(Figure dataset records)
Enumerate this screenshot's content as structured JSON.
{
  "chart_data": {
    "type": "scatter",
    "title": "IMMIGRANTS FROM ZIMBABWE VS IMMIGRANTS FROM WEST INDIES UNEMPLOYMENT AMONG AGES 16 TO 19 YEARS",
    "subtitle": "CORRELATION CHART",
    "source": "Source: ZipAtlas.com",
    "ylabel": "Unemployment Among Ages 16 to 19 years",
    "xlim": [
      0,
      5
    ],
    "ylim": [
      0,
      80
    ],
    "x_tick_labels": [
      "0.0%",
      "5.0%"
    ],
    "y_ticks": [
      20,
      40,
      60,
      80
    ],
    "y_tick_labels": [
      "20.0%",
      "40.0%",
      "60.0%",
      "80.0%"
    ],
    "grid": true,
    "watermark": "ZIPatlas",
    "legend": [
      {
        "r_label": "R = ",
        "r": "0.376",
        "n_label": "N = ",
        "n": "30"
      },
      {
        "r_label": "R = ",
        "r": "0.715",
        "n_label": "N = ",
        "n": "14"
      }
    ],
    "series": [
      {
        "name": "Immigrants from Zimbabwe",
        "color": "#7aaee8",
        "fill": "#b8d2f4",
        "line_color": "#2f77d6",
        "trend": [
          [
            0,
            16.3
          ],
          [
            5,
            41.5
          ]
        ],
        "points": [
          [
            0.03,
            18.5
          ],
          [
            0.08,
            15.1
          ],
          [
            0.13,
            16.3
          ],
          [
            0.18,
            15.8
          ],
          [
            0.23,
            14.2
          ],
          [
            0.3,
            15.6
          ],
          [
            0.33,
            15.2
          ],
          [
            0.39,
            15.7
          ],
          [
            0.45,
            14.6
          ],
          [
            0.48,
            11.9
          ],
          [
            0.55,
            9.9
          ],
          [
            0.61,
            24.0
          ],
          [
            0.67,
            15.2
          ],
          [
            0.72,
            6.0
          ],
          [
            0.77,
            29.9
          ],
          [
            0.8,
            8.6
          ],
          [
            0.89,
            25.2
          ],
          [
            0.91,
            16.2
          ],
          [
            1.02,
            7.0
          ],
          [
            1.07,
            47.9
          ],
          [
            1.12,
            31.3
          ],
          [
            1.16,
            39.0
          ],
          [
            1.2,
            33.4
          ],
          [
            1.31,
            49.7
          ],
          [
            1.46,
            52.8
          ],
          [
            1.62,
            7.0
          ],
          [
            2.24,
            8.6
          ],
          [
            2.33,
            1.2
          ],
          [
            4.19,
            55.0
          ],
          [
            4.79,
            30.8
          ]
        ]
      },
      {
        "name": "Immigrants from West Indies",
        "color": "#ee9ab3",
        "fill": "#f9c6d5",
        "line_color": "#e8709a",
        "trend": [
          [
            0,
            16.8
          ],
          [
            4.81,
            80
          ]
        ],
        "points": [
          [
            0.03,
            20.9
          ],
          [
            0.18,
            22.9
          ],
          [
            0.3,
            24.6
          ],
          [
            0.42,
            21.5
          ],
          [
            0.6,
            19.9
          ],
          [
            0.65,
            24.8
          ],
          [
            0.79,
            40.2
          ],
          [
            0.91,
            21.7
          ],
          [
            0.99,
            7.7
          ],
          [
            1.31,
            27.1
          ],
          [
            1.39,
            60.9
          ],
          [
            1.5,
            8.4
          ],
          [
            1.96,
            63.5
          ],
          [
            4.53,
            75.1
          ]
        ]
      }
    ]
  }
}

**Written task**
Write out the material from the first line to the last, exactly.

**The completed task**
Enumerate this screenshot's content as structured JSON.
{
  "chart_data": {
    "type": "scatter",
    "title": "IMMIGRANTS FROM ZIMBABWE VS IMMIGRANTS FROM WEST INDIES UNEMPLOYMENT AMONG AGES 16 TO 19 YEARS",
    "subtitle": "CORRELATION CHART",
    "source": "Source: ZipAtlas.com",
    "ylabel": "Unemployment Among Ages 16 to 19 years",
    "xlim": [
      0,
      5
    ],
    "ylim": [
      0,
      80
    ],
    "x_tick_labels": [
      "0.0%",
      "5.0%"
    ],
    "y_ticks": [
      20,
      40,
      60,
      80
    ],
    "y_tick_labels": [
      "20.0%",
      "40.0%",
      "60.0%",
      "80.0%"
    ],
    "grid": true,
    "watermark": "ZIPatlas",
    "legend": [
      {
        "r_label": "R = ",
        "r": "0.376",
        "n_label": "N = ",
        "n": "30"
      },
      {
        "r_label": "R = ",
        "r": "0.715",
        "n_label": "N = ",
        "n": "14"
      }
    ],
    "series": [
      {
        "name": "Immigrants from Zimbabwe",
        "color": "#7aaee8",
        "fill": "#b8d2f4",
        "line_color": "#2f77d6",
        "trend": [
          [
            0,
            16.3
          ],
          [
            5,
            41.5
          ]
        ],
        "points": [
          [
            0.03,
            18.5
          ],
          [
            0.08,
            15.1
          ],
          [
            0.13,
            16.3
          ],
          [
            0.18,
            15.8
          ],
          [
            0.23,
            14.2
          ],
          [
            0.3,
            15.6
          ],
          [
            0.33,
            15.2
          ],
          [
            0.39,
            15.7
          ],
          [
            0.45,
            14.6
          ],
          [
            0.48,
            11.9
          ],
          [
            0.55,
            9.9
          ],
          [
            0.61,
            24.0
          ],
          [
            0.67,
            15.2
          ],
          [
            0.72,
            6.0
          ],
          [
            0.77,
            29.9
          ],
          [
            0.8,
            8.6
          ],
          [
            0.89,
            25.2
          ],
          [
            0.91,
            16.2
          ],
          [
            1.02,
            7.0
          ],
          [
            1.07,
            47.9
          ],
          [
            1.12,
            31.3
          ],
          [
            1.16,
            39.0
          ],
          [
            1.2,
            33.4
          ],
          [
            1.31,
            49.7
          ],
          [
            1.46,
            52.8
          ],
          [
            1.62,
            7.0
          ],
          [
            2.24,
            8.6
          ],
          [
            2.33,
            1.2
          ],
          [
            4.19,
            55.0
          ],
          [
            4.79,
            30.8
          ]
        ]
      },
      {
        "name": "Immigrants from West Indies",
        "color": "#ee9ab3",
        "fill": "#f9c6d5",
        "line_color": "#e8709a",
        "trend": [
          [
            0,
            16.8
          ],
          [
            4.81,
            80
          ]
        ],
        "points": [
          [
            0.03,
            20.9
          ],
          [
            0.18,
            22.9
          ],
          [
            0.3,
            24.6
          ],
          [
            0.42,
            21.5
          ],
          [
            0.6,
            19.9
          ],
          [
            0.65,
            24.8
          ],
          [
            0.79,
            40.2
          ],
          [
            0.91,
            21.7
          ],
          [
            0.99,
            7.7
          ],
          [
            1.31,
            27.1
          ],
          [
            1.39,
            60.9
          ],
          [
            1.5,
            8.4
          ],
          [
            1.96,
            63.5
          ],
          [
            4.53,
            75.1
          ]
        ]
      }
    ]
  }
}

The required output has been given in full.